Written instruction A: Name every element that the parameter entity head.misc groups together, according to the passage on the HTML DTD.
Written instruction B: In the passage on the HTML DTD, what does the trailing asterisk in the head.misc entity indicate?
Written instruction C: Retype the passage on the HTML DTD, everything from "Returning to the" down to "more miscellaneous items.".

Document segment:
== == ==

A few examples show how this works. Consider the declaration of the
<html> tag, taken from the HTML DTD:
<!ELEMENT html (head, body)>
This defines the element named html whose content
is a head element followed by a
body element. Notice that you do not enclose the
element names in angle brackets within the DTD; that notation is used
only when the elements are actually used in a document.
Within the HTML DTD, you can find the declaration of the
<head> tag:
<!ELEMENT head (%head.misc;,
((title, %head.misc;, (base, %head.misc;)?) |
(base, %head.misc;, (title, %head.misc;))))>
Gulp. What on earth does this mean? First, notice that a parameter
entity named head.misc is used several times in
this declaration. Let's go get it:
<!ENTITY % head.misc "(script|style|meta|link|object)*">
Now things are starting to make sense: head.misc
defines a group of elements, from which you may choose one. However,
the trailing asterisk indicates that you may include zero or more of
these elements. The net result is that anywhere
%head.misc; appears, you can include zero or more
script, style,
meta, link, or
object elements, in any order. Sound familiar?
Returning to the head declaration, we see that we
are allowed to begin with any number of the head
miscellaneous elements. We must then make a choice: either a group
consisting of a title element, optional
miscellaneous items, and an optional base element
followed by miscellaneous items; or a group consisting of a
base element, miscellaneous items, a
title element, and some more miscellaneous items.

== == ==

Items:

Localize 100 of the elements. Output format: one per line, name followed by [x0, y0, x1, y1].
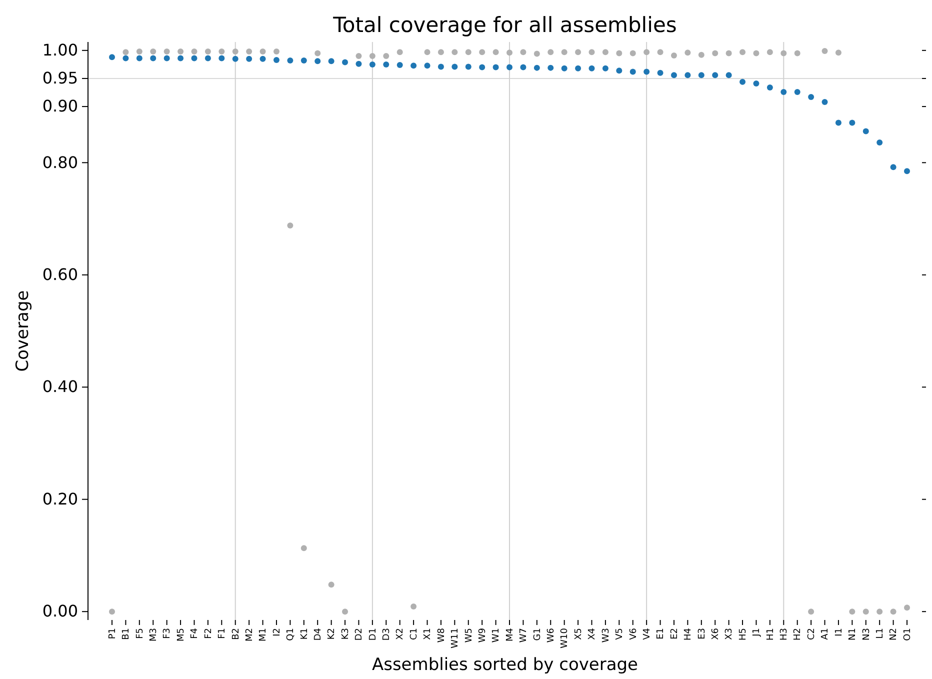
point	[753, 50, 760, 56]
point	[561, 65, 568, 72]
x-tick-label: M5	[176, 628, 186, 642]
x-tick-label: W8	[436, 628, 447, 643]
point	[904, 168, 910, 174]
point	[204, 48, 211, 55]
x-tick-label: H3	[780, 628, 790, 640]
point	[122, 55, 129, 62]
point	[822, 48, 828, 54]
point	[588, 49, 595, 56]
point	[849, 120, 856, 126]
point	[314, 50, 321, 56]
y-axis-title: Coverage	[13, 290, 33, 372]
point	[369, 61, 376, 68]
point	[383, 53, 390, 60]
x-tick-label: E1	[656, 628, 666, 640]
x-tick-label: X2	[396, 628, 406, 640]
point	[698, 72, 704, 78]
point	[766, 84, 773, 90]
point	[342, 59, 348, 66]
point	[492, 64, 499, 70]
point	[712, 72, 718, 78]
y-tick-label: 0.90	[42, 96, 78, 116]
point	[465, 64, 472, 70]
point	[204, 55, 211, 62]
point	[616, 50, 622, 56]
point	[506, 64, 512, 70]
x-tick-label: N3	[862, 628, 872, 640]
point	[698, 52, 704, 58]
point	[726, 72, 732, 78]
x-tick-label: W10	[560, 628, 570, 648]
point	[424, 62, 430, 69]
point	[602, 49, 608, 56]
x-axis-title: Assemblies sorted by coverage	[372, 655, 638, 675]
y-tick-label: 1.00	[42, 40, 78, 60]
point	[328, 582, 334, 588]
x-tick-label: X1	[423, 628, 434, 640]
y-tick-label: 0.20	[42, 489, 78, 508]
x-tick-label: Q1	[286, 628, 296, 641]
point	[396, 49, 403, 56]
point	[369, 53, 376, 60]
point	[740, 49, 746, 56]
x-tick-label: E2	[670, 628, 680, 640]
point	[356, 53, 362, 60]
x-tick-label: A1	[820, 628, 831, 640]
point	[534, 50, 540, 57]
point	[438, 49, 444, 56]
x-tick-label: H4	[684, 628, 694, 640]
point	[753, 80, 760, 87]
x-tick-label: M2	[244, 628, 255, 642]
point	[452, 64, 458, 70]
point	[794, 50, 800, 56]
y-tick-label: 0.95	[42, 68, 78, 88]
point	[684, 50, 691, 56]
point	[191, 55, 198, 62]
point	[670, 52, 677, 58]
point	[479, 64, 486, 70]
x-tick-label: L1	[875, 628, 886, 639]
point	[178, 48, 184, 55]
point	[109, 54, 115, 60]
point	[218, 48, 225, 55]
x-tick-label: O1	[902, 628, 913, 641]
x-tick-label: G1	[532, 628, 543, 641]
point	[740, 78, 746, 85]
point	[314, 58, 321, 64]
x-tick-label: W9	[478, 628, 488, 643]
point	[164, 48, 170, 55]
point	[534, 64, 540, 71]
point	[342, 608, 348, 615]
point	[410, 604, 417, 610]
x-tick-label: I2	[272, 628, 282, 636]
x-tick-label: C1	[409, 628, 420, 640]
x-tick-label: F3	[162, 628, 173, 639]
point	[396, 62, 403, 68]
point	[109, 608, 115, 615]
point	[452, 49, 458, 56]
x-tick-label: W6	[546, 628, 556, 643]
x-tick-label: N1	[848, 628, 858, 640]
x-tick-label: M4	[505, 628, 516, 642]
point	[780, 50, 787, 56]
point	[246, 56, 252, 62]
x-tick-label: H1	[766, 628, 776, 640]
point	[479, 49, 486, 56]
x-tick-label: D1	[368, 628, 378, 641]
point	[246, 48, 252, 55]
point	[465, 49, 472, 56]
point	[726, 50, 732, 56]
point	[822, 99, 828, 106]
point	[424, 49, 430, 56]
x-tick-label: X5	[574, 628, 584, 640]
point	[684, 72, 691, 78]
point	[862, 128, 869, 134]
x-tick-label: D3	[382, 628, 392, 641]
y-tick-label: 0.80	[42, 152, 78, 172]
point	[410, 62, 417, 69]
point	[602, 65, 608, 72]
x-tick-label: W7	[519, 628, 530, 643]
point	[548, 64, 554, 71]
point	[136, 48, 142, 55]
x-tick-label: W5	[464, 628, 474, 643]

== == ==

Correct output A: script, style, meta, link, object

Correct output B: That you may include zero or more of the grouped elements.

Correct output C:
Returning to the head declaration, we see that we
are allowed to begin with any number of the head
miscellaneous elements. We must then make a choice: either a group
consisting of a title element, optional
miscellaneous items, and an optional base element
followed by miscellaneous items; or a group consisting of a
base element, miscellaneous items, a
title element, and some more miscellaneous items.